--- START PROVIDED MATERIAL ---
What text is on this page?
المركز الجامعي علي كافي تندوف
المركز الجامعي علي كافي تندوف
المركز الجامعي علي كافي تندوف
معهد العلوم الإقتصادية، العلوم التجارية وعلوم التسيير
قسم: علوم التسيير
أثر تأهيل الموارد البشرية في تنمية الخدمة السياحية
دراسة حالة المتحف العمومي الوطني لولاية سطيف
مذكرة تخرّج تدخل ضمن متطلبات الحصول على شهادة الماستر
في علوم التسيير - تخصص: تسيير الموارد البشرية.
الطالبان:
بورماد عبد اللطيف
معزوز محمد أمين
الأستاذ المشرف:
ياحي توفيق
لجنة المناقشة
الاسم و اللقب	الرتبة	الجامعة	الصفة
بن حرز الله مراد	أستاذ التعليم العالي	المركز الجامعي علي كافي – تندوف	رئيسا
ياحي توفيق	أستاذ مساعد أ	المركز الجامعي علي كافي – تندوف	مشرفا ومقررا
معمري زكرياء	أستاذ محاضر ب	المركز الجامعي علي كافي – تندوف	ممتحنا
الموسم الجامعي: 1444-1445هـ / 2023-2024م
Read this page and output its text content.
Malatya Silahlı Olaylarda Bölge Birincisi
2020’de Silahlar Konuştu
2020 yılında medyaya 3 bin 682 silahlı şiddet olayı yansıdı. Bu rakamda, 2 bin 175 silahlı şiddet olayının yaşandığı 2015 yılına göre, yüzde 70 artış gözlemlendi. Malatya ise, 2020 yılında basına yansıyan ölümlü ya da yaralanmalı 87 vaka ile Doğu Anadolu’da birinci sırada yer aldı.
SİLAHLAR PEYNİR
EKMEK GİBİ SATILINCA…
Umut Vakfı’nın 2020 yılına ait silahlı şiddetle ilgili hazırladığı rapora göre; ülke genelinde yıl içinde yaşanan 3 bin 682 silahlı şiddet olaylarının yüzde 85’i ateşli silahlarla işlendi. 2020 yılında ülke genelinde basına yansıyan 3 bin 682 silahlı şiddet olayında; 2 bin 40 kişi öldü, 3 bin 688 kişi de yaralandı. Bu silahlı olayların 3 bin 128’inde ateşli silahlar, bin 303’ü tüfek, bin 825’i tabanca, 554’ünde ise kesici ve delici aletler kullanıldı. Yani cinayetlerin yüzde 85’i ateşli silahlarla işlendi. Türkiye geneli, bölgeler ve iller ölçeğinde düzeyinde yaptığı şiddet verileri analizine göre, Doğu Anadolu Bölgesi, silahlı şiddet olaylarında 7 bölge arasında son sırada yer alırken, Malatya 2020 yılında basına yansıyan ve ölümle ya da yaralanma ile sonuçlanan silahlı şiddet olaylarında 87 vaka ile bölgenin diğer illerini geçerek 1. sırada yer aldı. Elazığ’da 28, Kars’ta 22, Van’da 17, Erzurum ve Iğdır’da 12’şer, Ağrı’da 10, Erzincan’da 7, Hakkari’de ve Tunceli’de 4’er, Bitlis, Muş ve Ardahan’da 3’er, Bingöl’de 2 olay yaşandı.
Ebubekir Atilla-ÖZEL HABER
--- END PROVIDED MATERIAL ---
◆ AIM OF THE EXERCISE:
Search the lines above for the string "البشرية" and copy each line that has it.

◆ RESULT BELOW:
أثر تأهيل الموارد البشرية في تنمية الخدمة السياحية
في علوم التسيير - تخصص: تسيير الموارد البشرية.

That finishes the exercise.